- GIVEN TASK
Copy out the items below character for character, without changing anything.

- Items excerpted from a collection
- - -

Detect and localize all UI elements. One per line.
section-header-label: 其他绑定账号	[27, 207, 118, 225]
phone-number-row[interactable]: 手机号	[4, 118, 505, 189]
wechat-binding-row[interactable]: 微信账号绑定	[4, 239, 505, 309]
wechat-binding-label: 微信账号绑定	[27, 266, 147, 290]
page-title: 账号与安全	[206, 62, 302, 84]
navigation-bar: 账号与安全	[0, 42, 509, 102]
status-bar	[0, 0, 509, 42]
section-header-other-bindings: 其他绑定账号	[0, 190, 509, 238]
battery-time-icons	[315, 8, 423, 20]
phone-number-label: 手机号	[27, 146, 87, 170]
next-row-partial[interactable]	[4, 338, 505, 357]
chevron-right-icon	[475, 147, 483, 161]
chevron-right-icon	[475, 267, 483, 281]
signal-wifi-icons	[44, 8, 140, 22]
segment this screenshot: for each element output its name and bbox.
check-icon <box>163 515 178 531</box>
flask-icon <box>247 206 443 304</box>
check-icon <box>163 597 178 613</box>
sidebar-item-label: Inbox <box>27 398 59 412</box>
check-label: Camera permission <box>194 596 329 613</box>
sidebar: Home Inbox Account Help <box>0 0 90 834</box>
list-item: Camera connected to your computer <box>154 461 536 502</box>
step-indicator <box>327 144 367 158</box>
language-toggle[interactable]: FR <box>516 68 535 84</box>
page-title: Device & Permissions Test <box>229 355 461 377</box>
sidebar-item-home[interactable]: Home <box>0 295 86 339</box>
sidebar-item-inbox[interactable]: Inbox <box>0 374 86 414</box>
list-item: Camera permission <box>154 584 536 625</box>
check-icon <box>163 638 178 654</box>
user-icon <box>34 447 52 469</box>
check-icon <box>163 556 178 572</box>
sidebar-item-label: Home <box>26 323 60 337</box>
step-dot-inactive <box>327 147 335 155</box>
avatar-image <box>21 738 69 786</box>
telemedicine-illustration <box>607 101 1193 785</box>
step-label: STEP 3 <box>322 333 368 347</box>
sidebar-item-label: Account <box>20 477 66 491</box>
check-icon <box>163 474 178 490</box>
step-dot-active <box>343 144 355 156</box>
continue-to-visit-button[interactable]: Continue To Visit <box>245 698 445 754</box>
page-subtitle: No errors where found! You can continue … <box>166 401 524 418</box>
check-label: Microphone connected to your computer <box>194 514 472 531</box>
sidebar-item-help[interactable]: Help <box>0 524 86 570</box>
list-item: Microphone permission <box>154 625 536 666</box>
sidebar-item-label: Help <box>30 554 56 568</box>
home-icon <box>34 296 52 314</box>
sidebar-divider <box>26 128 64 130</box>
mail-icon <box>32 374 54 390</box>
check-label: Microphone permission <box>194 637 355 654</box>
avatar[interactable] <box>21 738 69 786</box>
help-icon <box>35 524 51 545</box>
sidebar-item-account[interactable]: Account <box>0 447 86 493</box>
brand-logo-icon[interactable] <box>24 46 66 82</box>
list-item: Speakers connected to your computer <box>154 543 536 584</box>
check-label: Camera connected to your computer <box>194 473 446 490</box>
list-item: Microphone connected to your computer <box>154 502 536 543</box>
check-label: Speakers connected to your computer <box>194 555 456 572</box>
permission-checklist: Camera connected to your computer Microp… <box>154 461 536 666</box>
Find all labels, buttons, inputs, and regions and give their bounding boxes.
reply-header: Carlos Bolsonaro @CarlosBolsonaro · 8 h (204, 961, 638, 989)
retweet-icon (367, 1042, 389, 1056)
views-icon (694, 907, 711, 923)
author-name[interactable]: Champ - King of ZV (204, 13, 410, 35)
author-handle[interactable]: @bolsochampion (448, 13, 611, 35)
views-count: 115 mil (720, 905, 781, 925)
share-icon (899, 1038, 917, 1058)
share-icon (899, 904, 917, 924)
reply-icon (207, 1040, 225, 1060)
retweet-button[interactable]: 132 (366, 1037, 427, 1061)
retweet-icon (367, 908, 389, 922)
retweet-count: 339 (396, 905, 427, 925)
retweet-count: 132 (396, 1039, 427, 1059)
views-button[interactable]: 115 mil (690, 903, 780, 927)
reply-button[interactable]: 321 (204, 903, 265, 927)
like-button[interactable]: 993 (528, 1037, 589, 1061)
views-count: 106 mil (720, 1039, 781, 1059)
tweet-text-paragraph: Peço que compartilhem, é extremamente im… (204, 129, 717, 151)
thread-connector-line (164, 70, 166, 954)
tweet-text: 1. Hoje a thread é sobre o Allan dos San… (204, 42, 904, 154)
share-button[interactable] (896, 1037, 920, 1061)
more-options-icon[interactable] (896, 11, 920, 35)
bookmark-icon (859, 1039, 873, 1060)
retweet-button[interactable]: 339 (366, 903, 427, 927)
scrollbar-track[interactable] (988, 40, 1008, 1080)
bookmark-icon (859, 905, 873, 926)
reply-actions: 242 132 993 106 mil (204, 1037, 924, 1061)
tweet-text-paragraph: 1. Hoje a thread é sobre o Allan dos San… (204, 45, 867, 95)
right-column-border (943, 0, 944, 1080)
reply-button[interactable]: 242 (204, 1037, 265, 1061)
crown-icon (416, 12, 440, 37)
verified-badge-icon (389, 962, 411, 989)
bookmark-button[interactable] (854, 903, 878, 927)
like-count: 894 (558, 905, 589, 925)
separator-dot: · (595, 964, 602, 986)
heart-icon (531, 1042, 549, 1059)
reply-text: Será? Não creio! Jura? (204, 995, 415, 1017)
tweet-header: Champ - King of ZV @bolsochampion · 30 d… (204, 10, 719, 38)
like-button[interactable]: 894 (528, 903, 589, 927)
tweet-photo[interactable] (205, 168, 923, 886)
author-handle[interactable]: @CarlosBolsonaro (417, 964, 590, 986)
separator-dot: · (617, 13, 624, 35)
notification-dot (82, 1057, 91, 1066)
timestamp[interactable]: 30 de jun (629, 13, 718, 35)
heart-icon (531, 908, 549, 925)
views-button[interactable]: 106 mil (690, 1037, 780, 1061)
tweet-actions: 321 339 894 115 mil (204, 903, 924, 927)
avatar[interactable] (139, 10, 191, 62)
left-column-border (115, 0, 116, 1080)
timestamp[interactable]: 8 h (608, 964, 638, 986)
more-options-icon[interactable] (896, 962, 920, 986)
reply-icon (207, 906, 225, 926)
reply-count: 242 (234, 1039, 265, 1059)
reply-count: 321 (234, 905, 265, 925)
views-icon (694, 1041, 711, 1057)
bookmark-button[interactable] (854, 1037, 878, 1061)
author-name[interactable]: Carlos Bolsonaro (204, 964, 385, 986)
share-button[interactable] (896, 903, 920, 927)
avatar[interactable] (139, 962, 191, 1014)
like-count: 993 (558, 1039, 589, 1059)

- - -

- RESPONSE TO THIS TASK
Detect and localize all UI elements. One per line.
section-header-label: 其他绑定账号	[27, 207, 118, 225]
phone-number-row[interactable]: 手机号	[4, 118, 505, 189]
wechat-binding-row[interactable]: 微信账号绑定	[4, 239, 505, 309]
wechat-binding-label: 微信账号绑定	[27, 266, 147, 290]
page-title: 账号与安全	[206, 62, 302, 84]
navigation-bar: 账号与安全	[0, 42, 509, 102]
status-bar	[0, 0, 509, 42]
section-header-other-bindings: 其他绑定账号	[0, 190, 509, 238]
battery-time-icons	[315, 8, 423, 20]
phone-number-label: 手机号	[27, 146, 87, 170]
next-row-partial[interactable]	[4, 338, 505, 357]
chevron-right-icon	[475, 147, 483, 161]
chevron-right-icon	[475, 267, 483, 281]
signal-wifi-icons	[44, 8, 140, 22]
segment this screenshot: for each element output its name and bbox.
check-icon <box>163 515 178 531</box>
flask-icon <box>247 206 443 304</box>
check-icon <box>163 597 178 613</box>
sidebar-item-label: Inbox <box>27 398 59 412</box>
check-label: Camera permission <box>194 596 329 613</box>
sidebar: Home Inbox Account Help <box>0 0 90 834</box>
list-item: Camera connected to your computer <box>154 461 536 502</box>
step-indicator <box>327 144 367 158</box>
language-toggle[interactable]: FR <box>516 68 535 84</box>
page-title: Device & Permissions Test <box>229 355 461 377</box>
sidebar-item-home[interactable]: Home <box>0 295 86 339</box>
sidebar-item-inbox[interactable]: Inbox <box>0 374 86 414</box>
list-item: Camera permission <box>154 584 536 625</box>
check-icon <box>163 638 178 654</box>
user-icon <box>34 447 52 469</box>
check-icon <box>163 556 178 572</box>
sidebar-item-label: Home <box>26 323 60 337</box>
step-dot-inactive <box>327 147 335 155</box>
avatar-image <box>21 738 69 786</box>
telemedicine-illustration <box>607 101 1193 785</box>
step-label: STEP 3 <box>322 333 368 347</box>
sidebar-item-label: Account <box>20 477 66 491</box>
check-icon <box>163 474 178 490</box>
step-dot-active <box>343 144 355 156</box>
continue-to-visit-button[interactable]: Continue To Visit <box>245 698 445 754</box>
page-subtitle: No errors where found! You can continue … <box>166 401 524 418</box>
check-label: Microphone connected to your computer <box>194 514 472 531</box>
sidebar-item-help[interactable]: Help <box>0 524 86 570</box>
list-item: Microphone permission <box>154 625 536 666</box>
sidebar-item-label: Help <box>30 554 56 568</box>
home-icon <box>34 296 52 314</box>
sidebar-divider <box>26 128 64 130</box>
mail-icon <box>32 374 54 390</box>
check-label: Microphone permission <box>194 637 355 654</box>
avatar[interactable] <box>21 738 69 786</box>
help-icon <box>35 524 51 545</box>
sidebar-item-account[interactable]: Account <box>0 447 86 493</box>
brand-logo-icon[interactable] <box>24 46 66 82</box>
list-item: Speakers connected to your computer <box>154 543 536 584</box>
check-label: Camera connected to your computer <box>194 473 446 490</box>
list-item: Microphone connected to your computer <box>154 502 536 543</box>
check-label: Speakers connected to your computer <box>194 555 456 572</box>
permission-checklist: Camera connected to your computer Microp… <box>154 461 536 666</box>
Find all labels, buttons, inputs, and regions and give their bounding boxes.
reply-header: Carlos Bolsonaro @CarlosBolsonaro · 8 h (204, 961, 638, 989)
retweet-icon (367, 1042, 389, 1056)
views-icon (694, 907, 711, 923)
author-name[interactable]: Champ - King of ZV (204, 13, 410, 35)
author-handle[interactable]: @bolsochampion (448, 13, 611, 35)
views-count: 115 mil (720, 905, 781, 925)
share-icon (899, 1038, 917, 1058)
share-icon (899, 904, 917, 924)
reply-icon (207, 1040, 225, 1060)
retweet-button[interactable]: 132 (366, 1037, 427, 1061)
retweet-icon (367, 908, 389, 922)
retweet-count: 339 (396, 905, 427, 925)
retweet-count: 132 (396, 1039, 427, 1059)
views-button[interactable]: 115 mil (690, 903, 780, 927)
reply-button[interactable]: 321 (204, 903, 265, 927)
like-button[interactable]: 993 (528, 1037, 589, 1061)
views-count: 106 mil (720, 1039, 781, 1059)
tweet-text-paragraph: Peço que compartilhem, é extremamente im… (204, 129, 717, 151)
thread-connector-line (164, 70, 166, 954)
tweet-text: 1. Hoje a thread é sobre o Allan dos San… (204, 42, 904, 154)
share-button[interactable] (896, 1037, 920, 1061)
more-options-icon[interactable] (896, 11, 920, 35)
bookmark-icon (859, 1039, 873, 1060)
retweet-button[interactable]: 339 (366, 903, 427, 927)
scrollbar-track[interactable] (988, 40, 1008, 1080)
bookmark-icon (859, 905, 873, 926)
reply-actions: 242 132 993 106 mil (204, 1037, 924, 1061)
tweet-text-paragraph: 1. Hoje a thread é sobre o Allan dos San… (204, 45, 867, 95)
right-column-border (943, 0, 944, 1080)
reply-button[interactable]: 242 (204, 1037, 265, 1061)
crown-icon (416, 12, 440, 37)
verified-badge-icon (389, 962, 411, 989)
bookmark-button[interactable] (854, 903, 878, 927)
like-count: 894 (558, 905, 589, 925)
separator-dot: · (595, 964, 602, 986)
heart-icon (531, 1042, 549, 1059)
reply-text: Será? Não creio! Jura? (204, 995, 415, 1017)
tweet-header: Champ - King of ZV @bolsochampion · 30 d… (204, 10, 719, 38)
like-button[interactable]: 894 (528, 903, 589, 927)
tweet-photo[interactable] (205, 168, 923, 886)
author-handle[interactable]: @CarlosBolsonaro (417, 964, 590, 986)
separator-dot: · (617, 13, 624, 35)
notification-dot (82, 1057, 91, 1066)
timestamp[interactable]: 30 de jun (629, 13, 718, 35)
heart-icon (531, 908, 549, 925)
views-button[interactable]: 106 mil (690, 1037, 780, 1061)
tweet-actions: 321 339 894 115 mil (204, 903, 924, 927)
avatar[interactable] (139, 10, 191, 62)
left-column-border (115, 0, 116, 1080)
timestamp[interactable]: 8 h (608, 964, 638, 986)
more-options-icon[interactable] (896, 962, 920, 986)
reply-icon (207, 906, 225, 926)
reply-count: 242 (234, 1039, 265, 1059)
reply-count: 321 (234, 905, 265, 925)
views-icon (694, 1041, 711, 1057)
bookmark-button[interactable] (854, 1037, 878, 1061)
author-name[interactable]: Carlos Bolsonaro (204, 964, 385, 986)
share-button[interactable] (896, 903, 920, 927)
avatar[interactable] (139, 962, 191, 1014)
like-count: 993 (558, 1039, 589, 1059)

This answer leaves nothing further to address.